# [Request]
Print the whole listing exactly.

________________________

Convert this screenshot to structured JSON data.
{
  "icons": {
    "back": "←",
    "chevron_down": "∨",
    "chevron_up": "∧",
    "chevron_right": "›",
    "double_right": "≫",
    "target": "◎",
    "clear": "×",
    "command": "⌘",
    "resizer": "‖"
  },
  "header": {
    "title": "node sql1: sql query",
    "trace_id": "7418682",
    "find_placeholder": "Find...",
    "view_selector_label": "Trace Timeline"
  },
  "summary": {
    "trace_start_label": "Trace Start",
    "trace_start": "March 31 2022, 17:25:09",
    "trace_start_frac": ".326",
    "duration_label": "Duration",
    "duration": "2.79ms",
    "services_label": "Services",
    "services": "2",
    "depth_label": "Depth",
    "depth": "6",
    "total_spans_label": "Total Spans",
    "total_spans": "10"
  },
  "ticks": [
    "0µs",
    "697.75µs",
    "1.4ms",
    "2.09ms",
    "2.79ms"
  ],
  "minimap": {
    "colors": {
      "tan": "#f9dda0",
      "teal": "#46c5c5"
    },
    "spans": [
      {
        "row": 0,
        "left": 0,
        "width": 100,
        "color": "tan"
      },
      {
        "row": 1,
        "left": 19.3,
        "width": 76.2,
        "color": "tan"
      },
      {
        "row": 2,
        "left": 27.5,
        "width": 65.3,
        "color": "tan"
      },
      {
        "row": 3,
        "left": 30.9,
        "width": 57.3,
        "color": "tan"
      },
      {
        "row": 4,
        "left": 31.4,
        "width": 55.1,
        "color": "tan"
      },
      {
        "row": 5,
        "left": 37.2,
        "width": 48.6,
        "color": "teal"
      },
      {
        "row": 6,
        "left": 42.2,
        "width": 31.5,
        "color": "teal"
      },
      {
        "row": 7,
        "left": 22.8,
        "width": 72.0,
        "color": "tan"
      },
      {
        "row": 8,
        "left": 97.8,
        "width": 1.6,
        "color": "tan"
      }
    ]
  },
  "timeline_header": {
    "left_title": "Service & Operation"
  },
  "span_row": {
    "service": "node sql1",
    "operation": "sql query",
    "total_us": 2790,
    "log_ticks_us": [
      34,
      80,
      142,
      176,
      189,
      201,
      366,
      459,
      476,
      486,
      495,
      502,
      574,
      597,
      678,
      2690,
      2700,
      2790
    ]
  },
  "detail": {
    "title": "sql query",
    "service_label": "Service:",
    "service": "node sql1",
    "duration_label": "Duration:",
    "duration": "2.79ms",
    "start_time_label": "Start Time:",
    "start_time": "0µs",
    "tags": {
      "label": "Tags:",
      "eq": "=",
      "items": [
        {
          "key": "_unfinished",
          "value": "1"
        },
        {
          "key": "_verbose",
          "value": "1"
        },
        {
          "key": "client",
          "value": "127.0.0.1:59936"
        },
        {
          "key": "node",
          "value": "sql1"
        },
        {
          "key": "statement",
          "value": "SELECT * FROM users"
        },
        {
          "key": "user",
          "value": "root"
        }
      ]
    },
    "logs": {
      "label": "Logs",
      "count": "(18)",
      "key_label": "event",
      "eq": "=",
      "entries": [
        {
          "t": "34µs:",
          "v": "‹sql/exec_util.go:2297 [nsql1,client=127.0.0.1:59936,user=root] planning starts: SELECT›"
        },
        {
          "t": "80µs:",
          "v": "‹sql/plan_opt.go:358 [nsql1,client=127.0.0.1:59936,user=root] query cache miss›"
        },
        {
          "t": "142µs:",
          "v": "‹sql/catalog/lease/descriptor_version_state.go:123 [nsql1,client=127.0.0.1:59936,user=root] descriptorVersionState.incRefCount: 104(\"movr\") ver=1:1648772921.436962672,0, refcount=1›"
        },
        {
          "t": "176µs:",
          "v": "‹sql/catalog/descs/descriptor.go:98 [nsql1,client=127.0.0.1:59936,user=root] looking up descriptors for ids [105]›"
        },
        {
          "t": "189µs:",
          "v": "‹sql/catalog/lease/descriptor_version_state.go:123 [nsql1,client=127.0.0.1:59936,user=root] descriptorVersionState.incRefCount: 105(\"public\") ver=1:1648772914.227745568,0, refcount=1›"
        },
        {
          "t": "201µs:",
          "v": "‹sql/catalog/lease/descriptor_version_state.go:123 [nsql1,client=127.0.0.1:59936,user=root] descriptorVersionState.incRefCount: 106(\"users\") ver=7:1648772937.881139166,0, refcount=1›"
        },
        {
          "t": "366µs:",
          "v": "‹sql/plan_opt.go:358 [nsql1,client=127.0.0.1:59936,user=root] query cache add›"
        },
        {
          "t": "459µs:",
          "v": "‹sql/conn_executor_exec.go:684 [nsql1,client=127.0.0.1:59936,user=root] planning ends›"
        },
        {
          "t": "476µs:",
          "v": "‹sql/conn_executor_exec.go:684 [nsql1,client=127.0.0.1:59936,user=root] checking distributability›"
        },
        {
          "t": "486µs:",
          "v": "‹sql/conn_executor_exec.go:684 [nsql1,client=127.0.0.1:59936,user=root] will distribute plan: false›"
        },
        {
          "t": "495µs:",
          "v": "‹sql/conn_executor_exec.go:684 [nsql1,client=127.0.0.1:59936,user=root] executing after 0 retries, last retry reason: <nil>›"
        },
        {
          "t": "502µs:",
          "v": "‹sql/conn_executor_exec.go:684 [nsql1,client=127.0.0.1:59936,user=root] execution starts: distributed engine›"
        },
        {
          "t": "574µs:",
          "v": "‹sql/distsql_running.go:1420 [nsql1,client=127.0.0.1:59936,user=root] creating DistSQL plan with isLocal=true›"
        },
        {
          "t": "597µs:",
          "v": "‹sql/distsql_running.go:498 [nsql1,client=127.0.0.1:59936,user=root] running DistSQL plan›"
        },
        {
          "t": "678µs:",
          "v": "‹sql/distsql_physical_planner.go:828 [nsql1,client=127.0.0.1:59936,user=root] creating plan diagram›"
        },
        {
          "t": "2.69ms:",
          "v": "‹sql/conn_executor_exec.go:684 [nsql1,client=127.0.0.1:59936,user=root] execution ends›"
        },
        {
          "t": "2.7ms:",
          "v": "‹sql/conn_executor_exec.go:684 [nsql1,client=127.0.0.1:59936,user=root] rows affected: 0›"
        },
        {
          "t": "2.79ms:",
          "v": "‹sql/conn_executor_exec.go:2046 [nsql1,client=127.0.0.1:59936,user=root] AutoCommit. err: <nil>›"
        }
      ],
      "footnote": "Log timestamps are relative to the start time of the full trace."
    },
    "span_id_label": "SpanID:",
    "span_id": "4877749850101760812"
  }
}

________________________

# [Response below]
Convert this screenshot to structured JSON data.
{
  "icons": {
    "back": "←",
    "chevron_down": "∨",
    "chevron_up": "∧",
    "chevron_right": "›",
    "double_right": "≫",
    "target": "◎",
    "clear": "×",
    "command": "⌘",
    "resizer": "‖"
  },
  "header": {
    "title": "node sql1: sql query",
    "trace_id": "7418682",
    "find_placeholder": "Find...",
    "view_selector_label": "Trace Timeline"
  },
  "summary": {
    "trace_start_label": "Trace Start",
    "trace_start": "March 31 2022, 17:25:09",
    "trace_start_frac": ".326",
    "duration_label": "Duration",
    "duration": "2.79ms",
    "services_label": "Services",
    "services": "2",
    "depth_label": "Depth",
    "depth": "6",
    "total_spans_label": "Total Spans",
    "total_spans": "10"
  },
  "ticks": [
    "0µs",
    "697.75µs",
    "1.4ms",
    "2.09ms",
    "2.79ms"
  ],
  "minimap": {
    "colors": {
      "tan": "#f9dda0",
      "teal": "#46c5c5"
    },
    "spans": [
      {
        "row": 0,
        "left": 0,
        "width": 100,
        "color": "tan"
      },
      {
        "row": 1,
        "left": 19.3,
        "width": 76.2,
        "color": "tan"
      },
      {
        "row": 2,
        "left": 27.5,
        "width": 65.3,
        "color": "tan"
      },
      {
        "row": 3,
        "left": 30.9,
        "width": 57.3,
        "color": "tan"
      },
      {
        "row": 4,
        "left": 31.4,
        "width": 55.1,
        "color": "tan"
      },
      {
        "row": 5,
        "left": 37.2,
        "width": 48.6,
        "color": "teal"
      },
      {
        "row": 6,
        "left": 42.2,
        "width": 31.5,
        "color": "teal"
      },
      {
        "row": 7,
        "left": 22.8,
        "width": 72.0,
        "color": "tan"
      },
      {
        "row": 8,
        "left": 97.8,
        "width": 1.6,
        "color": "tan"
      }
    ]
  },
  "timeline_header": {
    "left_title": "Service & Operation"
  },
  "span_row": {
    "service": "node sql1",
    "operation": "sql query",
    "total_us": 2790,
    "log_ticks_us": [
      34,
      80,
      142,
      176,
      189,
      201,
      366,
      459,
      476,
      486,
      495,
      502,
      574,
      597,
      678,
      2690,
      2700,
      2790
    ]
  },
  "detail": {
    "title": "sql query",
    "service_label": "Service:",
    "service": "node sql1",
    "duration_label": "Duration:",
    "duration": "2.79ms",
    "start_time_label": "Start Time:",
    "start_time": "0µs",
    "tags": {
      "label": "Tags:",
      "eq": "=",
      "items": [
        {
          "key": "_unfinished",
          "value": "1"
        },
        {
          "key": "_verbose",
          "value": "1"
        },
        {
          "key": "client",
          "value": "127.0.0.1:59936"
        },
        {
          "key": "node",
          "value": "sql1"
        },
        {
          "key": "statement",
          "value": "SELECT * FROM users"
        },
        {
          "key": "user",
          "value": "root"
        }
      ]
    },
    "logs": {
      "label": "Logs",
      "count": "(18)",
      "key_label": "event",
      "eq": "=",
      "entries": [
        {
          "t": "34µs:",
          "v": "‹sql/exec_util.go:2297 [nsql1,client=127.0.0.1:59936,user=root] planning starts: SELECT›"
        },
        {
          "t": "80µs:",
          "v": "‹sql/plan_opt.go:358 [nsql1,client=127.0.0.1:59936,user=root] query cache miss›"
        },
        {
          "t": "142µs:",
          "v": "‹sql/catalog/lease/descriptor_version_state.go:123 [nsql1,client=127.0.0.1:59936,user=root] descriptorVersionState.incRefCount: 104(\"movr\") ver=1:1648772921.436962672,0, refcount=1›"
        },
        {
          "t": "176µs:",
          "v": "‹sql/catalog/descs/descriptor.go:98 [nsql1,client=127.0.0.1:59936,user=root] looking up descriptors for ids [105]›"
        },
        {
          "t": "189µs:",
          "v": "‹sql/catalog/lease/descriptor_version_state.go:123 [nsql1,client=127.0.0.1:59936,user=root] descriptorVersionState.incRefCount: 105(\"public\") ver=1:1648772914.227745568,0, refcount=1›"
        },
        {
          "t": "201µs:",
          "v": "‹sql/catalog/lease/descriptor_version_state.go:123 [nsql1,client=127.0.0.1:59936,user=root] descriptorVersionState.incRefCount: 106(\"users\") ver=7:1648772937.881139166,0, refcount=1›"
        },
        {
          "t": "366µs:",
          "v": "‹sql/plan_opt.go:358 [nsql1,client=127.0.0.1:59936,user=root] query cache add›"
        },
        {
          "t": "459µs:",
          "v": "‹sql/conn_executor_exec.go:684 [nsql1,client=127.0.0.1:59936,user=root] planning ends›"
        },
        {
          "t": "476µs:",
          "v": "‹sql/conn_executor_exec.go:684 [nsql1,client=127.0.0.1:59936,user=root] checking distributability›"
        },
        {
          "t": "486µs:",
          "v": "‹sql/conn_executor_exec.go:684 [nsql1,client=127.0.0.1:59936,user=root] will distribute plan: false›"
        },
        {
          "t": "495µs:",
          "v": "‹sql/conn_executor_exec.go:684 [nsql1,client=127.0.0.1:59936,user=root] executing after 0 retries, last retry reason: <nil>›"
        },
        {
          "t": "502µs:",
          "v": "‹sql/conn_executor_exec.go:684 [nsql1,client=127.0.0.1:59936,user=root] execution starts: distributed engine›"
        },
        {
          "t": "574µs:",
          "v": "‹sql/distsql_running.go:1420 [nsql1,client=127.0.0.1:59936,user=root] creating DistSQL plan with isLocal=true›"
        },
        {
          "t": "597µs:",
          "v": "‹sql/distsql_running.go:498 [nsql1,client=127.0.0.1:59936,user=root] running DistSQL plan›"
        },
        {
          "t": "678µs:",
          "v": "‹sql/distsql_physical_planner.go:828 [nsql1,client=127.0.0.1:59936,user=root] creating plan diagram›"
        },
        {
          "t": "2.69ms:",
          "v": "‹sql/conn_executor_exec.go:684 [nsql1,client=127.0.0.1:59936,user=root] execution ends›"
        },
        {
          "t": "2.7ms:",
          "v": "‹sql/conn_executor_exec.go:684 [nsql1,client=127.0.0.1:59936,user=root] rows affected: 0›"
        },
        {
          "t": "2.79ms:",
          "v": "‹sql/conn_executor_exec.go:2046 [nsql1,client=127.0.0.1:59936,user=root] AutoCommit. err: <nil>›"
        }
      ],
      "footnote": "Log timestamps are relative to the start time of the full trace."
    },
    "span_id_label": "SpanID:",
    "span_id": "4877749850101760812"
  }
}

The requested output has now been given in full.